## Excerpted records
□ □ □ □

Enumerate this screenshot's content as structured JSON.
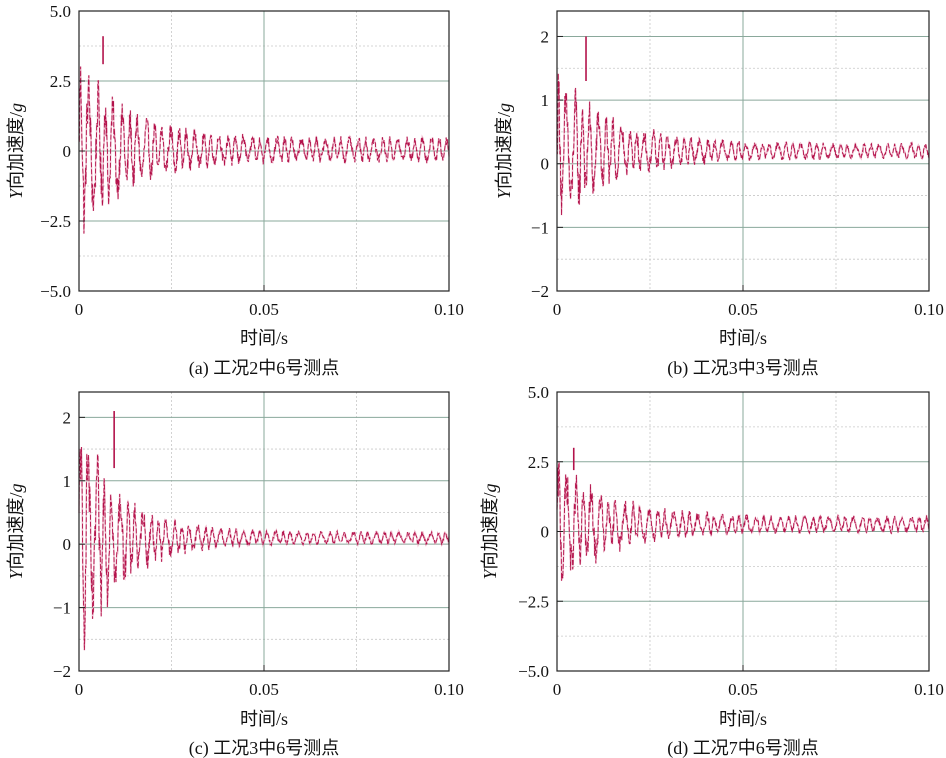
{
  "colors": {
    "signal": "#b3124b",
    "signal_light": "#e48aa8",
    "grid_major": "#8aa89b",
    "grid_minor": "#c8c8c8",
    "axis": "#222222"
  },
  "chart_data": [
    {
      "type": "line",
      "subtitle": "(a) 工况2中6号测点",
      "xlabel": "时间/s",
      "ylabel_prefix": "Y",
      "ylabel_mid": "向加速度/",
      "ylabel_unit": "g",
      "xlim": [
        0,
        0.1
      ],
      "ylim": [
        -5,
        5
      ],
      "xticks": [
        "0",
        "0.05",
        "0.10"
      ],
      "xtick_values": [
        0,
        0.05,
        0.1
      ],
      "yticks": [
        "5.0",
        "2.5",
        "0",
        "−2.5",
        "−5.0"
      ],
      "ytick_values": [
        5,
        2.5,
        0,
        -2.5,
        -5
      ],
      "grid": true,
      "series": [
        {
          "signal": {
            "x_start": 0.0,
            "x_end": 0.1,
            "peak": 3.2,
            "floor": 0.45,
            "decay": 0.013,
            "period": 0.0022,
            "offset": 0.05
          },
          "spike": {
            "x": 0.0065,
            "min": 3.1,
            "max": 4.1
          }
        }
      ]
    },
    {
      "type": "line",
      "subtitle": "(b) 工况3中3号测点",
      "xlabel": "时间/s",
      "ylabel_prefix": "Y",
      "ylabel_mid": "向加速度/",
      "ylabel_unit": "g",
      "xlim": [
        0,
        0.1
      ],
      "ylim": [
        -2,
        2.4
      ],
      "xticks": [
        "0",
        "0.05",
        "0.10"
      ],
      "xtick_values": [
        0,
        0.05,
        0.1
      ],
      "yticks": [
        "2",
        "1",
        "0",
        "−1",
        "−2"
      ],
      "ytick_values": [
        2,
        1,
        0,
        -1,
        -2
      ],
      "grid": true,
      "series": [
        {
          "signal": {
            "x_start": 0.0,
            "x_end": 0.1,
            "peak": 1.25,
            "floor": 0.12,
            "decay": 0.015,
            "period": 0.0021,
            "offset": 0.2
          },
          "spike": {
            "x": 0.0078,
            "min": 1.3,
            "max": 2.0
          }
        }
      ]
    },
    {
      "type": "line",
      "subtitle": "(c) 工况3中6号测点",
      "xlabel": "时间/s",
      "ylabel_prefix": "Y",
      "ylabel_mid": "向加速度/",
      "ylabel_unit": "g",
      "xlim": [
        0,
        0.1
      ],
      "ylim": [
        -2,
        2.4
      ],
      "xticks": [
        "0",
        "0.05",
        "0.10"
      ],
      "xtick_values": [
        0,
        0.05,
        0.1
      ],
      "yticks": [
        "2",
        "1",
        "0",
        "−1",
        "−2"
      ],
      "ytick_values": [
        2,
        1,
        0,
        -1,
        -2
      ],
      "grid": true,
      "series": [
        {
          "signal": {
            "x_start": 0.0,
            "x_end": 0.1,
            "peak": 2.0,
            "floor": 0.1,
            "decay": 0.011,
            "period": 0.0021,
            "offset": 0.1
          },
          "spike": {
            "x": 0.0095,
            "min": 1.2,
            "max": 2.1
          }
        }
      ]
    },
    {
      "type": "line",
      "subtitle": "(d) 工况7中6号测点",
      "xlabel": "时间/s",
      "ylabel_prefix": "Y",
      "ylabel_mid": "向加速度/",
      "ylabel_unit": "g",
      "xlim": [
        0,
        0.1
      ],
      "ylim": [
        -5,
        5
      ],
      "xticks": [
        "0",
        "0.05",
        "0.10"
      ],
      "xtick_values": [
        0,
        0.05,
        0.1
      ],
      "yticks": [
        "5.0",
        "2.5",
        "0",
        "−2.5",
        "−5.0"
      ],
      "ytick_values": [
        5,
        2.5,
        0,
        -2.5,
        -5
      ],
      "grid": true,
      "series": [
        {
          "signal": {
            "x_start": 0.0,
            "x_end": 0.1,
            "peak": 2.4,
            "floor": 0.3,
            "decay": 0.014,
            "period": 0.0022,
            "offset": 0.25
          },
          "spike": {
            "x": 0.0045,
            "min": 2.2,
            "max": 3.0
          }
        }
      ]
    }
  ]
}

□ □ □ □

## What you are asked to do
Copy out each line that contains the word "offset".

## Answer below
            "offset": 0.05
            "offset": 0.2
            "offset": 0.1
            "offset": 0.25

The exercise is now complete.